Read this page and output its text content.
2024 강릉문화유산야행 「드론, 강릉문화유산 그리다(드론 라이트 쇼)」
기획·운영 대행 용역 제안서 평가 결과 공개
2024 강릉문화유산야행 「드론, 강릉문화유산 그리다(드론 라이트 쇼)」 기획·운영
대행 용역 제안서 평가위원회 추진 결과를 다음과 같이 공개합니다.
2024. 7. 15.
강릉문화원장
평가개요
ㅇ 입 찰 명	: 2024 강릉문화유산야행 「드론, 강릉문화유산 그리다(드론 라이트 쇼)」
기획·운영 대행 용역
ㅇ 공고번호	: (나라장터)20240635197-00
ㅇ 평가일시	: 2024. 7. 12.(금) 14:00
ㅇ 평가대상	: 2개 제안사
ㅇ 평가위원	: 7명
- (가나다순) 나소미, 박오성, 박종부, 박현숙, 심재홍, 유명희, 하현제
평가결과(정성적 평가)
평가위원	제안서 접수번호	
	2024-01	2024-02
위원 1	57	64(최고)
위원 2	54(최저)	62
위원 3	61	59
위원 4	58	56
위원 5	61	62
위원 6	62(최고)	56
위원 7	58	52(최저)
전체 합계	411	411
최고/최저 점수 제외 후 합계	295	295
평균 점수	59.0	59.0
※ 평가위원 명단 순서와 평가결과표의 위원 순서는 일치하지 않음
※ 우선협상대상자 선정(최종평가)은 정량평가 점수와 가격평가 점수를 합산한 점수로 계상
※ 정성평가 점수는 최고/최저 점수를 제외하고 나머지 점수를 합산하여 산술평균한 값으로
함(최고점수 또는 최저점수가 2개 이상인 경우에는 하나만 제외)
══════
- [CHALLENGE]:
Only the number is wanted: how many lines of these entries contain the string "강릉문화유산야행"?

- [ANSWER TO THIS EXERCISE]:
3